What is required. Copy all of the material word for word, except for the pictures.

Recorded information.
§

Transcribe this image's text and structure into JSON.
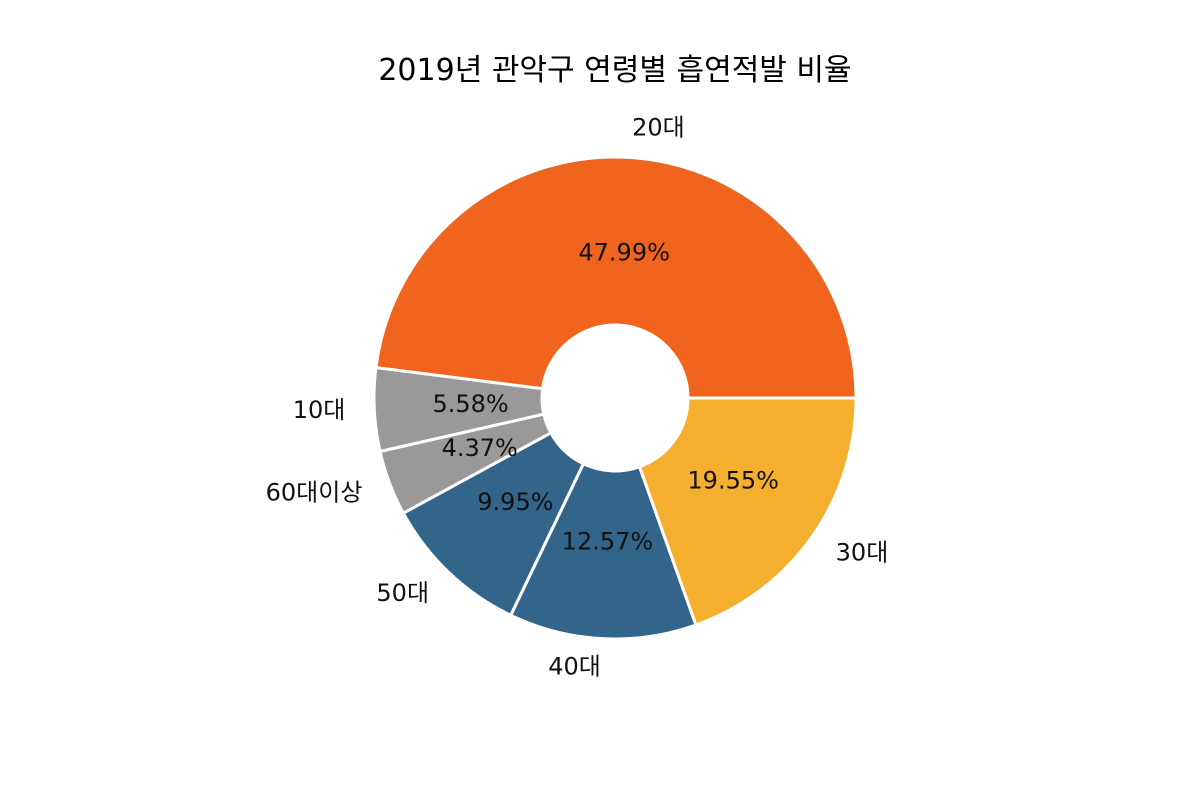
{
  "chart_data": {
    "type": "pie",
    "title": "2019년 관악구 연령별 흡연적발 비율",
    "donut": true,
    "start_angle_deg": 0,
    "direction": "counterclockwise",
    "slices": [
      {
        "label": "20대",
        "value": 47.99,
        "pct_label": "47.99%",
        "color": "#F1641E"
      },
      {
        "label": "10대",
        "value": 5.58,
        "pct_label": "5.58%",
        "color": "#999999"
      },
      {
        "label": "60대이상",
        "value": 4.37,
        "pct_label": "4.37%",
        "color": "#999999"
      },
      {
        "label": "50대",
        "value": 9.95,
        "pct_label": "9.95%",
        "color": "#33658A"
      },
      {
        "label": "40대",
        "value": 12.57,
        "pct_label": "12.57%",
        "color": "#33658A"
      },
      {
        "label": "30대",
        "value": 19.55,
        "pct_label": "19.55%",
        "color": "#F5AF2F"
      }
    ],
    "edge_color": "#FFFFFF",
    "background": "#FFFFFF"
  }
}
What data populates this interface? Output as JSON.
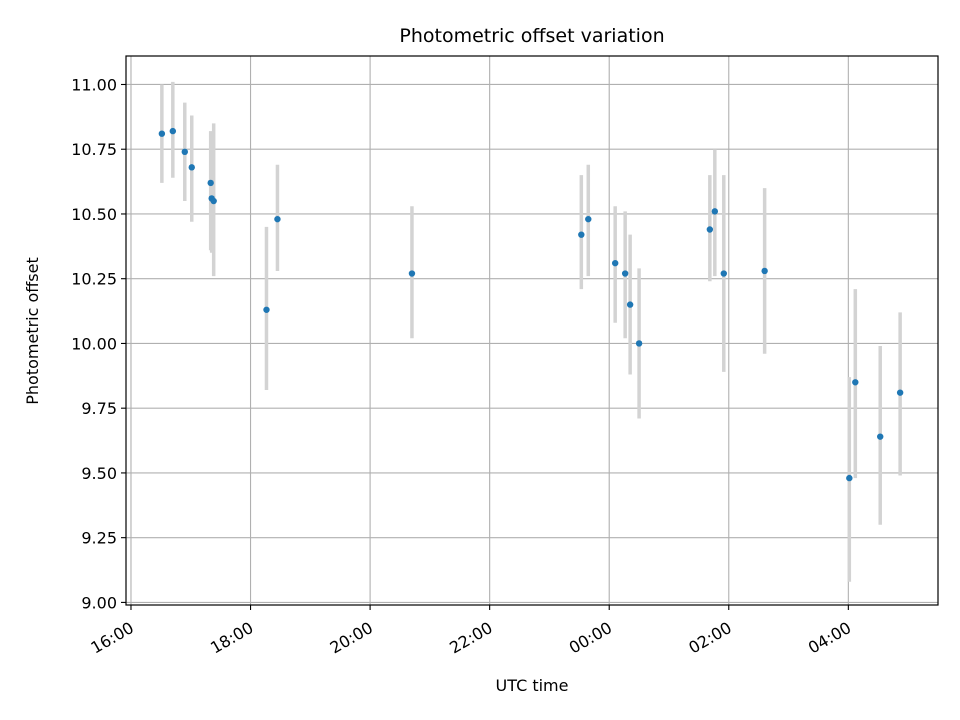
{
  "chart_data": {
    "type": "scatter",
    "title": "Photometric offset variation",
    "xlabel": "UTC time",
    "ylabel": "Photometric offset",
    "x_unit": "UTC time (HH:MM)",
    "xlim": [
      "15:55",
      "05:30"
    ],
    "ylim": [
      8.99,
      11.11
    ],
    "grid": true,
    "x_ticks": [
      "16:00",
      "18:00",
      "20:00",
      "22:00",
      "00:00",
      "02:00",
      "04:00"
    ],
    "y_ticks": [
      "9.00",
      "9.25",
      "9.50",
      "9.75",
      "10.00",
      "10.25",
      "10.50",
      "10.75",
      "11.00"
    ],
    "marker_color": "#1f77b4",
    "errorbar_color": "#d3d3d3",
    "points": [
      {
        "x": "16:31",
        "y": 10.81,
        "ylo": 10.62,
        "yhi": 11.0
      },
      {
        "x": "16:42",
        "y": 10.82,
        "ylo": 10.64,
        "yhi": 11.01
      },
      {
        "x": "16:54",
        "y": 10.74,
        "ylo": 10.55,
        "yhi": 10.93
      },
      {
        "x": "17:01",
        "y": 10.68,
        "ylo": 10.47,
        "yhi": 10.88
      },
      {
        "x": "17:20",
        "y": 10.62,
        "ylo": 10.36,
        "yhi": 10.82
      },
      {
        "x": "17:21",
        "y": 10.56,
        "ylo": 10.35,
        "yhi": 10.77
      },
      {
        "x": "17:23",
        "y": 10.55,
        "ylo": 10.26,
        "yhi": 10.85
      },
      {
        "x": "18:16",
        "y": 10.13,
        "ylo": 9.82,
        "yhi": 10.45
      },
      {
        "x": "18:27",
        "y": 10.48,
        "ylo": 10.28,
        "yhi": 10.69
      },
      {
        "x": "20:42",
        "y": 10.27,
        "ylo": 10.02,
        "yhi": 10.53
      },
      {
        "x": "23:32",
        "y": 10.42,
        "ylo": 10.21,
        "yhi": 10.65
      },
      {
        "x": "23:39",
        "y": 10.48,
        "ylo": 10.26,
        "yhi": 10.69
      },
      {
        "x": "00:06",
        "y": 10.31,
        "ylo": 10.08,
        "yhi": 10.53
      },
      {
        "x": "00:16",
        "y": 10.27,
        "ylo": 10.02,
        "yhi": 10.51
      },
      {
        "x": "00:21",
        "y": 10.15,
        "ylo": 9.88,
        "yhi": 10.42
      },
      {
        "x": "00:30",
        "y": 10.0,
        "ylo": 9.71,
        "yhi": 10.29
      },
      {
        "x": "01:41",
        "y": 10.44,
        "ylo": 10.24,
        "yhi": 10.65
      },
      {
        "x": "01:46",
        "y": 10.51,
        "ylo": 10.26,
        "yhi": 10.75
      },
      {
        "x": "01:55",
        "y": 10.27,
        "ylo": 9.89,
        "yhi": 10.65
      },
      {
        "x": "02:36",
        "y": 10.28,
        "ylo": 9.96,
        "yhi": 10.6
      },
      {
        "x": "04:01",
        "y": 9.48,
        "ylo": 9.08,
        "yhi": 9.87
      },
      {
        "x": "04:07",
        "y": 9.85,
        "ylo": 9.48,
        "yhi": 10.21
      },
      {
        "x": "04:32",
        "y": 9.64,
        "ylo": 9.3,
        "yhi": 9.99
      },
      {
        "x": "04:52",
        "y": 9.81,
        "ylo": 9.49,
        "yhi": 10.12
      }
    ]
  }
}
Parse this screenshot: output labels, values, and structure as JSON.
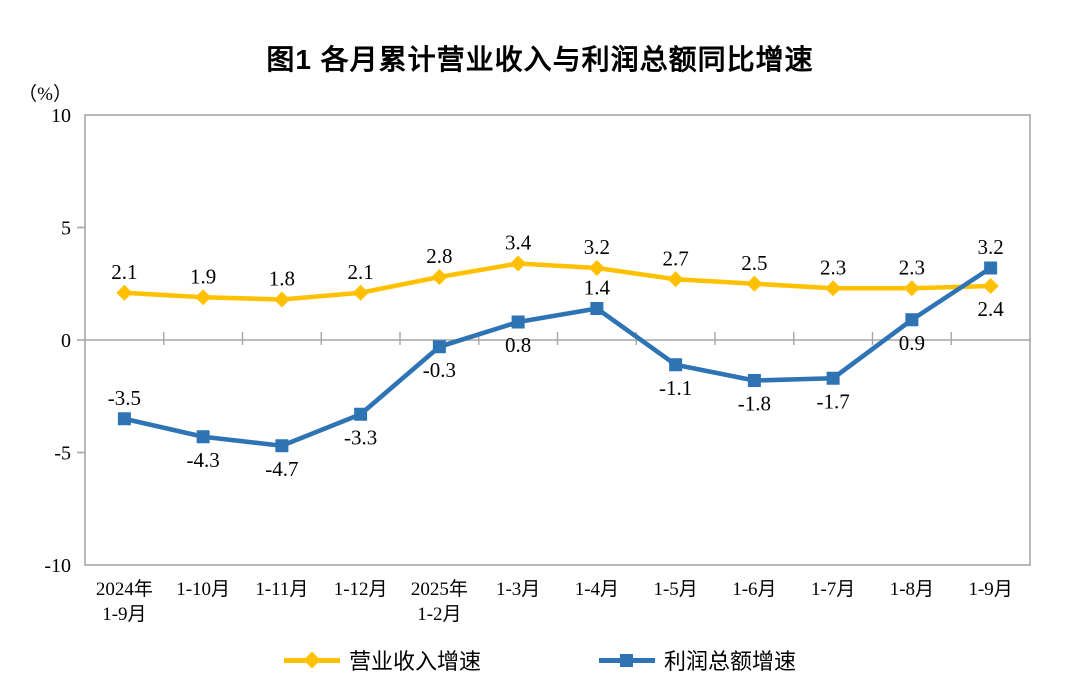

§

Task answer.
Transcribe this image's text and structure into JSON.
{
  "chart_data": {
    "type": "pie",
    "title": "2019년 관악구 연령별 흡연적발 비율",
    "donut": true,
    "start_angle_deg": 0,
    "direction": "counterclockwise",
    "slices": [
      {
        "label": "20대",
        "value": 47.99,
        "pct_label": "47.99%",
        "color": "#F1641E"
      },
      {
        "label": "10대",
        "value": 5.58,
        "pct_label": "5.58%",
        "color": "#999999"
      },
      {
        "label": "60대이상",
        "value": 4.37,
        "pct_label": "4.37%",
        "color": "#999999"
      },
      {
        "label": "50대",
        "value": 9.95,
        "pct_label": "9.95%",
        "color": "#33658A"
      },
      {
        "label": "40대",
        "value": 12.57,
        "pct_label": "12.57%",
        "color": "#33658A"
      },
      {
        "label": "30대",
        "value": 19.55,
        "pct_label": "19.55%",
        "color": "#F5AF2F"
      }
    ],
    "edge_color": "#FFFFFF",
    "background": "#FFFFFF"
  }
}
What data populates this interface? Output as JSON.
{
  "chart_data": {
    "type": "scatter",
    "title": "Photometric offset variation",
    "xlabel": "UTC time",
    "ylabel": "Photometric offset",
    "x_unit": "UTC time (HH:MM)",
    "xlim": [
      "15:55",
      "05:30"
    ],
    "ylim": [
      8.99,
      11.11
    ],
    "grid": true,
    "x_ticks": [
      "16:00",
      "18:00",
      "20:00",
      "22:00",
      "00:00",
      "02:00",
      "04:00"
    ],
    "y_ticks": [
      "9.00",
      "9.25",
      "9.50",
      "9.75",
      "10.00",
      "10.25",
      "10.50",
      "10.75",
      "11.00"
    ],
    "marker_color": "#1f77b4",
    "errorbar_color": "#d3d3d3",
    "points": [
      {
        "x": "16:31",
        "y": 10.81,
        "ylo": 10.62,
        "yhi": 11.0
      },
      {
        "x": "16:42",
        "y": 10.82,
        "ylo": 10.64,
        "yhi": 11.01
      },
      {
        "x": "16:54",
        "y": 10.74,
        "ylo": 10.55,
        "yhi": 10.93
      },
      {
        "x": "17:01",
        "y": 10.68,
        "ylo": 10.47,
        "yhi": 10.88
      },
      {
        "x": "17:20",
        "y": 10.62,
        "ylo": 10.36,
        "yhi": 10.82
      },
      {
        "x": "17:21",
        "y": 10.56,
        "ylo": 10.35,
        "yhi": 10.77
      },
      {
        "x": "17:23",
        "y": 10.55,
        "ylo": 10.26,
        "yhi": 10.85
      },
      {
        "x": "18:16",
        "y": 10.13,
        "ylo": 9.82,
        "yhi": 10.45
      },
      {
        "x": "18:27",
        "y": 10.48,
        "ylo": 10.28,
        "yhi": 10.69
      },
      {
        "x": "20:42",
        "y": 10.27,
        "ylo": 10.02,
        "yhi": 10.53
      },
      {
        "x": "23:32",
        "y": 10.42,
        "ylo": 10.21,
        "yhi": 10.65
      },
      {
        "x": "23:39",
        "y": 10.48,
        "ylo": 10.26,
        "yhi": 10.69
      },
      {
        "x": "00:06",
        "y": 10.31,
        "ylo": 10.08,
        "yhi": 10.53
      },
      {
        "x": "00:16",
        "y": 10.27,
        "ylo": 10.02,
        "yhi": 10.51
      },
      {
        "x": "00:21",
        "y": 10.15,
        "ylo": 9.88,
        "yhi": 10.42
      },
      {
        "x": "00:30",
        "y": 10.0,
        "ylo": 9.71,
        "yhi": 10.29
      },
      {
        "x": "01:41",
        "y": 10.44,
        "ylo": 10.24,
        "yhi": 10.65
      },
      {
        "x": "01:46",
        "y": 10.51,
        "ylo": 10.26,
        "yhi": 10.75
      },
      {
        "x": "01:55",
        "y": 10.27,
        "ylo": 9.89,
        "yhi": 10.65
      },
      {
        "x": "02:36",
        "y": 10.28,
        "ylo": 9.96,
        "yhi": 10.6
      },
      {
        "x": "04:01",
        "y": 9.48,
        "ylo": 9.08,
        "yhi": 9.87
      },
      {
        "x": "04:07",
        "y": 9.85,
        "ylo": 9.48,
        "yhi": 10.21
      },
      {
        "x": "04:32",
        "y": 9.64,
        "ylo": 9.3,
        "yhi": 9.99
      },
      {
        "x": "04:52",
        "y": 9.81,
        "ylo": 9.49,
        "yhi": 10.12
      }
    ]
  }
}
Parse this screenshot: output labels, values, and structure as JSON.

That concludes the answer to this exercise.